*To do:* Report how many lines of the entries below contain the word "interchanging", and nothing more.
━━ Given data
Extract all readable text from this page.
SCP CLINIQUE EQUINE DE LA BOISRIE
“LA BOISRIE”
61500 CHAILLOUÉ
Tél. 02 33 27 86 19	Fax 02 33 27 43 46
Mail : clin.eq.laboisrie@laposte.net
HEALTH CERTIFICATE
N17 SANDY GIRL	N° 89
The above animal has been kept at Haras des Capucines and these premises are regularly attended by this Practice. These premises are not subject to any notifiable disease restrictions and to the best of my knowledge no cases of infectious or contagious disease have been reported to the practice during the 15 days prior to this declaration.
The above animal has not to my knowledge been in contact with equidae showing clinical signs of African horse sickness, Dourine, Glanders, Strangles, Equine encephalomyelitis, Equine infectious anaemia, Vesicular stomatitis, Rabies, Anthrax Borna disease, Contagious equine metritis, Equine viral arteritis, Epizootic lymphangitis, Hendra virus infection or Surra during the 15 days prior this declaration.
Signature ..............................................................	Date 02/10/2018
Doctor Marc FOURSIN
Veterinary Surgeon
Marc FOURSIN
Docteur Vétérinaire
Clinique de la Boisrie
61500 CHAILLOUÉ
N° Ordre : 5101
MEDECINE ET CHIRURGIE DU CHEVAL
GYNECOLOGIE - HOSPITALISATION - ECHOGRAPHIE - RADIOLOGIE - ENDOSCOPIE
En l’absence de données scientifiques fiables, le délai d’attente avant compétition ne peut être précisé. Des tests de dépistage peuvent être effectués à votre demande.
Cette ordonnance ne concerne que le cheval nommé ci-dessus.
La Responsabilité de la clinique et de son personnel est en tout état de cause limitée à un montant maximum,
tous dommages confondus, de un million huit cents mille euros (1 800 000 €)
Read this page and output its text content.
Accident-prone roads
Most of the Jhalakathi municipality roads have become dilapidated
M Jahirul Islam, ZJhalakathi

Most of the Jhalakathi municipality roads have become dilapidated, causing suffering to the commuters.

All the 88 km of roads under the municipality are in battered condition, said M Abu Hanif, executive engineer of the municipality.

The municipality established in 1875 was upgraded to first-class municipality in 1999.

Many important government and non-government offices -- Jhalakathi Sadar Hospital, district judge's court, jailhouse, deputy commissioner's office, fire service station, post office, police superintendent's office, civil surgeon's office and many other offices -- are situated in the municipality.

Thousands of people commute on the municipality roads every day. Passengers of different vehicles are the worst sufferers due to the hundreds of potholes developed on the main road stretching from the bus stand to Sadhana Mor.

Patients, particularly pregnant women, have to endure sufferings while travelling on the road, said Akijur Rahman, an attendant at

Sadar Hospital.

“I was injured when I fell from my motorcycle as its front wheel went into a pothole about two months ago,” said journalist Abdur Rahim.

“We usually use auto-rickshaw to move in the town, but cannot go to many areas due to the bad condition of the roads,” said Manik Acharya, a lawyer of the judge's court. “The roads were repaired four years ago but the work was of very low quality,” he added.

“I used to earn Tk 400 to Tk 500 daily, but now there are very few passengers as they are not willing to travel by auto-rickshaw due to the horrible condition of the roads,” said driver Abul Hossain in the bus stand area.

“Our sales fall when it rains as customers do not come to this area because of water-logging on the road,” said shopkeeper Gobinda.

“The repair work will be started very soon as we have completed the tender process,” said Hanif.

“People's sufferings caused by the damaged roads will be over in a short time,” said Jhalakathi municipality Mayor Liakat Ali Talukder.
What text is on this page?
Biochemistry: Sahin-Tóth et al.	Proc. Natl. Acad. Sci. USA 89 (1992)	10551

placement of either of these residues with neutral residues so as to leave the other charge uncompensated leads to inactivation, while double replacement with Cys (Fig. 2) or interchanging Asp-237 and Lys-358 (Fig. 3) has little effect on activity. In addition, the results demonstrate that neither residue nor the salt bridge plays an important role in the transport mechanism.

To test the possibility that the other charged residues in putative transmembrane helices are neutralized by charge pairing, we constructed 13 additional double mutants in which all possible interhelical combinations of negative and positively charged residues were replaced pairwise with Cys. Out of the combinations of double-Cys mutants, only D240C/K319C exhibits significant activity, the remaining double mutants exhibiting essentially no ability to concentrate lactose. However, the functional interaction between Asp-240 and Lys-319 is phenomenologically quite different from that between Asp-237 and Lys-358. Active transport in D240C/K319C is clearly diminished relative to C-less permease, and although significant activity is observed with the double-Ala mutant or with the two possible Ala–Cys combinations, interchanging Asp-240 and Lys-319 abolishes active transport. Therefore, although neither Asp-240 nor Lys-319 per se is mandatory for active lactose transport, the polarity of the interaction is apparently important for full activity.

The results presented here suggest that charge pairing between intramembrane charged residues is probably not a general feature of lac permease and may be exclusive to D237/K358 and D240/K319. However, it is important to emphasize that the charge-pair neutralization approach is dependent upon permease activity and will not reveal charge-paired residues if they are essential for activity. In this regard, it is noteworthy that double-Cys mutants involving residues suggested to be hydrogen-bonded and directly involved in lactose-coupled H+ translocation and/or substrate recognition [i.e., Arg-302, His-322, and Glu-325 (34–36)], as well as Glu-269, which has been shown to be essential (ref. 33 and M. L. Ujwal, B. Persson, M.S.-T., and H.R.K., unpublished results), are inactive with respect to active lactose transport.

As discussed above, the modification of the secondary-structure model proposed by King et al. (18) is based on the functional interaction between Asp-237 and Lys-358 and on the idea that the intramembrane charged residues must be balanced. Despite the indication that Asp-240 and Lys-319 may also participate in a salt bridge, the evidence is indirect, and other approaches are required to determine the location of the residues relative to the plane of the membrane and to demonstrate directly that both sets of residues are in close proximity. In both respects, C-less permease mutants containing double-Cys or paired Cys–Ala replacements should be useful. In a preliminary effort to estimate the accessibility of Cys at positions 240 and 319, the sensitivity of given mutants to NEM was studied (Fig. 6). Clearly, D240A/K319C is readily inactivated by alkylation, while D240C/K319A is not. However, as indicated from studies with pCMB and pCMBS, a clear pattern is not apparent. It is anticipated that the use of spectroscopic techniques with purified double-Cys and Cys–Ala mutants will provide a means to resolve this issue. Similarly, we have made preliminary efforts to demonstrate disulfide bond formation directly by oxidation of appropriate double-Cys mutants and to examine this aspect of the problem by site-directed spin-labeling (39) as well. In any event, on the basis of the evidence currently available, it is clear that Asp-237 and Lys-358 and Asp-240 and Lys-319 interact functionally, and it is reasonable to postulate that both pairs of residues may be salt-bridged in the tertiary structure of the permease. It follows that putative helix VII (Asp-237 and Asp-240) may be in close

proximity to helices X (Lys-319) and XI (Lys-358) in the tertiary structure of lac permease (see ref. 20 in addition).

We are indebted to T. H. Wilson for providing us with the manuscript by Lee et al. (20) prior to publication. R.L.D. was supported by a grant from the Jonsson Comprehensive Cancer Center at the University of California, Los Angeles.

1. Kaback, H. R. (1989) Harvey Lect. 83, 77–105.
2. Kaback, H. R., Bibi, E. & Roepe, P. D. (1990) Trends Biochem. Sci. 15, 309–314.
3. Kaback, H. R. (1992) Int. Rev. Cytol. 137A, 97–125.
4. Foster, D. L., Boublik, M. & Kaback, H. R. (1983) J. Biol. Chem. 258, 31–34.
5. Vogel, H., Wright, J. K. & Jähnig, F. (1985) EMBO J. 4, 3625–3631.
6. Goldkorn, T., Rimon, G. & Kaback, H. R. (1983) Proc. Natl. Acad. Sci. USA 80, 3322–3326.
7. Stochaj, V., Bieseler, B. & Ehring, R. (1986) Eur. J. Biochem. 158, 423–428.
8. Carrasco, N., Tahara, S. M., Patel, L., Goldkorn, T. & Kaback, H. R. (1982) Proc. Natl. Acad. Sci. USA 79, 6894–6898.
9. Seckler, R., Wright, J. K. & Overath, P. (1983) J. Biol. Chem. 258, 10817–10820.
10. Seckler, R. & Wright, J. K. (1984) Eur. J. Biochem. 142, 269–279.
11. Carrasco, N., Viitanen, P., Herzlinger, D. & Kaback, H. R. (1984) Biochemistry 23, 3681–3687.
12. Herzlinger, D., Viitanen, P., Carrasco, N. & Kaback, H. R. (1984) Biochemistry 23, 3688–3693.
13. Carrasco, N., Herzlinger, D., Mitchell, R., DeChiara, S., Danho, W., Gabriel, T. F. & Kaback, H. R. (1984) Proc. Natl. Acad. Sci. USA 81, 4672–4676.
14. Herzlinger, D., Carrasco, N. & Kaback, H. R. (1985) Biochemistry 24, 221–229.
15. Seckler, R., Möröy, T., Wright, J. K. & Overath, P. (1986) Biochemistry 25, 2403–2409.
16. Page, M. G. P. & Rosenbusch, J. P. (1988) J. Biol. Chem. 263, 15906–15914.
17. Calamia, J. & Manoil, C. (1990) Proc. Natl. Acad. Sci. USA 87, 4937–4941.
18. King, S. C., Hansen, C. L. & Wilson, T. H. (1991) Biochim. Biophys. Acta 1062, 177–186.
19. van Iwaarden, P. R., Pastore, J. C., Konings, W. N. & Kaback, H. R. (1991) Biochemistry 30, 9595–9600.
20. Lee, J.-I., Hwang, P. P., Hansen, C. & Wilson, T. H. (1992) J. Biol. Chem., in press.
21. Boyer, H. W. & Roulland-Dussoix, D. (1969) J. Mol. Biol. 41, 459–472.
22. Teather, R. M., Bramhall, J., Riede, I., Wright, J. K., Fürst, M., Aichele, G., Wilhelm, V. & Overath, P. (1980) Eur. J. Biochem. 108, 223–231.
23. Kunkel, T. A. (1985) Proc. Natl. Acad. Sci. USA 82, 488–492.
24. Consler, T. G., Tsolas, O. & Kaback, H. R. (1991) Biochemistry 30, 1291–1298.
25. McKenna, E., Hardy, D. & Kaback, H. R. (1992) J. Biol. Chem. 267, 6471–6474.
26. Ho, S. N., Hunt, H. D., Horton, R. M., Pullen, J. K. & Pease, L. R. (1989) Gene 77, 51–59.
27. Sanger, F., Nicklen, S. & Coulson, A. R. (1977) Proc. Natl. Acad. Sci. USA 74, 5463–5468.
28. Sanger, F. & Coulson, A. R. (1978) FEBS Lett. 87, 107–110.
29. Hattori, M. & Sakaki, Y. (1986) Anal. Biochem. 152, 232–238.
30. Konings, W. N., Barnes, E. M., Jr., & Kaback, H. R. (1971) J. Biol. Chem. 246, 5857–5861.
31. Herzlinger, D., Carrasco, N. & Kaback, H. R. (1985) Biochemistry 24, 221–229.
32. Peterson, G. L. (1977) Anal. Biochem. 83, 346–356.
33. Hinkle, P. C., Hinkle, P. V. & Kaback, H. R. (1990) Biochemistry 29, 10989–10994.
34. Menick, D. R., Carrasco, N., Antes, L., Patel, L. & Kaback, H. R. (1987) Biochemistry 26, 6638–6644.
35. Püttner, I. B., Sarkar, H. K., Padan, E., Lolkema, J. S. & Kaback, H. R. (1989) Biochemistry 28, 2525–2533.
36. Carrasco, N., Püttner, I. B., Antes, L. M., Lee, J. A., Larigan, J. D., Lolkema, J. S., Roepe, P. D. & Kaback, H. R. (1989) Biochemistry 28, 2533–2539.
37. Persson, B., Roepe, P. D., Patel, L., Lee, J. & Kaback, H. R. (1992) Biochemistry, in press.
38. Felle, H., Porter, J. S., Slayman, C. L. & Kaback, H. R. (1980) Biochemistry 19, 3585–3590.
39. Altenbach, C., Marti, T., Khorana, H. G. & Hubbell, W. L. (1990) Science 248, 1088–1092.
━━━━
*Reply:* 2